> [Data excerpts]
------------------------------
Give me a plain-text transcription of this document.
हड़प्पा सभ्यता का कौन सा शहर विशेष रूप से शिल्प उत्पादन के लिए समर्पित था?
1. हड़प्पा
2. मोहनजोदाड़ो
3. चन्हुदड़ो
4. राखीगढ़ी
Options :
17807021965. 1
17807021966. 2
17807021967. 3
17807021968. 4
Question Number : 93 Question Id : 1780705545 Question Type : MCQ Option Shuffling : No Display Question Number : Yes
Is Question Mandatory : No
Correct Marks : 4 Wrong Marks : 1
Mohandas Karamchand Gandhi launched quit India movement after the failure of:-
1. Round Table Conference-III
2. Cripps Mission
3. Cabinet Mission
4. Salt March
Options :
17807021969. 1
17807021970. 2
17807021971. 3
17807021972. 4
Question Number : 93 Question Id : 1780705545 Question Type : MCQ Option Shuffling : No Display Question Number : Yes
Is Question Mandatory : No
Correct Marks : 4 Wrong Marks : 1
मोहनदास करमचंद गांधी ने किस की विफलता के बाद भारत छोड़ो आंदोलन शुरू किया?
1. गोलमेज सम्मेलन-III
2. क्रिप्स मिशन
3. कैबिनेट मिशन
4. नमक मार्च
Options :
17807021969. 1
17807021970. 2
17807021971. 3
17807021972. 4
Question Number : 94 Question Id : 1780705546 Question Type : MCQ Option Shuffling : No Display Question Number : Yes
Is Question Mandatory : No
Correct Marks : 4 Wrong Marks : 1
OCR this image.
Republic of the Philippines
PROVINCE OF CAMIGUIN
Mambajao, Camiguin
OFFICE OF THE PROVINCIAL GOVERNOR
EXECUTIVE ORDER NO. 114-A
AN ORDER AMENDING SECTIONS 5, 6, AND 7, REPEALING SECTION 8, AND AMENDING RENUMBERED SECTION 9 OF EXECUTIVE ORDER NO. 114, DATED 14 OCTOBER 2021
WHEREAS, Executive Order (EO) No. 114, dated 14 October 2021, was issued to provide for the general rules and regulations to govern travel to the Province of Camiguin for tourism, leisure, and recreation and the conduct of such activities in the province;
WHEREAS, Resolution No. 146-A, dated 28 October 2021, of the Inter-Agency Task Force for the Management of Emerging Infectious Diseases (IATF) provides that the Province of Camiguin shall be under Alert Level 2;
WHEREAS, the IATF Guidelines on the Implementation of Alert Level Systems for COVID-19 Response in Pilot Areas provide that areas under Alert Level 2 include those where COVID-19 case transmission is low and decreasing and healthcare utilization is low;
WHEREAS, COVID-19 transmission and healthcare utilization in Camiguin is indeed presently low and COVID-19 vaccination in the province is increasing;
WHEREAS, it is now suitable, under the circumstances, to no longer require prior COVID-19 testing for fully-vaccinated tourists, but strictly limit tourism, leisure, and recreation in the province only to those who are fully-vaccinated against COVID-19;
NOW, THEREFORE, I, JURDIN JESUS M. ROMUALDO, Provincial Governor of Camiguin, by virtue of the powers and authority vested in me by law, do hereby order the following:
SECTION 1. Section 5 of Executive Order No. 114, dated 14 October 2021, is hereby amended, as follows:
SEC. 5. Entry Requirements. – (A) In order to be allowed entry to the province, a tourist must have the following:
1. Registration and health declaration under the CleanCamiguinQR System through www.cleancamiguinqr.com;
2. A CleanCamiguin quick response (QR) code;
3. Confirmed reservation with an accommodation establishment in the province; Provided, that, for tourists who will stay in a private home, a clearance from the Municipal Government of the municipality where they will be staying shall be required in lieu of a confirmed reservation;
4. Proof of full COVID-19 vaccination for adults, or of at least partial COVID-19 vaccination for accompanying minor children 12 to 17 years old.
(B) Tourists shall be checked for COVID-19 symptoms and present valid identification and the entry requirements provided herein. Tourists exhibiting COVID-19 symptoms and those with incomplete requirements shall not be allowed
------------------------------
Transcribe each entry precisely, missing none.

> [RESULT OF THIS TASK]
Give me a plain-text transcription of this document.
हड़प्पा सभ्यता का कौन सा शहर विशेष रूप से शिल्प उत्पादन के लिए समर्पित था?
1. हड़प्पा
2. मोहनजोदाड़ो
3. चन्हुदड़ो
4. राखीगढ़ी
Options :
17807021965. 1
17807021966. 2
17807021967. 3
17807021968. 4
Question Number : 93 Question Id : 1780705545 Question Type : MCQ Option Shuffling : No Display Question Number : Yes
Is Question Mandatory : No
Correct Marks : 4 Wrong Marks : 1
Mohandas Karamchand Gandhi launched quit India movement after the failure of:-
1. Round Table Conference-III
2. Cripps Mission
3. Cabinet Mission
4. Salt March
Options :
17807021969. 1
17807021970. 2
17807021971. 3
17807021972. 4
Question Number : 93 Question Id : 1780705545 Question Type : MCQ Option Shuffling : No Display Question Number : Yes
Is Question Mandatory : No
Correct Marks : 4 Wrong Marks : 1
मोहनदास करमचंद गांधी ने किस की विफलता के बाद भारत छोड़ो आंदोलन शुरू किया?
1. गोलमेज सम्मेलन-III
2. क्रिप्स मिशन
3. कैबिनेट मिशन
4. नमक मार्च
Options :
17807021969. 1
17807021970. 2
17807021971. 3
17807021972. 4
Question Number : 94 Question Id : 1780705546 Question Type : MCQ Option Shuffling : No Display Question Number : Yes
Is Question Mandatory : No
Correct Marks : 4 Wrong Marks : 1
OCR this image.
Republic of the Philippines
PROVINCE OF CAMIGUIN
Mambajao, Camiguin
OFFICE OF THE PROVINCIAL GOVERNOR
EXECUTIVE ORDER NO. 114-A
AN ORDER AMENDING SECTIONS 5, 6, AND 7, REPEALING SECTION 8, AND AMENDING RENUMBERED SECTION 9 OF EXECUTIVE ORDER NO. 114, DATED 14 OCTOBER 2021
WHEREAS, Executive Order (EO) No. 114, dated 14 October 2021, was issued to provide for the general rules and regulations to govern travel to the Province of Camiguin for tourism, leisure, and recreation and the conduct of such activities in the province;
WHEREAS, Resolution No. 146-A, dated 28 October 2021, of the Inter-Agency Task Force for the Management of Emerging Infectious Diseases (IATF) provides that the Province of Camiguin shall be under Alert Level 2;
WHEREAS, the IATF Guidelines on the Implementation of Alert Level Systems for COVID-19 Response in Pilot Areas provide that areas under Alert Level 2 include those where COVID-19 case transmission is low and decreasing and healthcare utilization is low;
WHEREAS, COVID-19 transmission and healthcare utilization in Camiguin is indeed presently low and COVID-19 vaccination in the province is increasing;
WHEREAS, it is now suitable, under the circumstances, to no longer require prior COVID-19 testing for fully-vaccinated tourists, but strictly limit tourism, leisure, and recreation in the province only to those who are fully-vaccinated against COVID-19;
NOW, THEREFORE, I, JURDIN JESUS M. ROMUALDO, Provincial Governor of Camiguin, by virtue of the powers and authority vested in me by law, do hereby order the following:
SECTION 1. Section 5 of Executive Order No. 114, dated 14 October 2021, is hereby amended, as follows:
SEC. 5. Entry Requirements. – (A) In order to be allowed entry to the province, a tourist must have the following:
1. Registration and health declaration under the CleanCamiguinQR System through www.cleancamiguinqr.com;
2. A CleanCamiguin quick response (QR) code;
3. Confirmed reservation with an accommodation establishment in the province; Provided, that, for tourists who will stay in a private home, a clearance from the Municipal Government of the municipality where they will be staying shall be required in lieu of a confirmed reservation;
4. Proof of full COVID-19 vaccination for adults, or of at least partial COVID-19 vaccination for accompanying minor children 12 to 17 years old.
(B) Tourists shall be checked for COVID-19 symptoms and present valid identification and the entry requirements provided herein. Tourists exhibiting COVID-19 symptoms and those with incomplete requirements shall not be allowed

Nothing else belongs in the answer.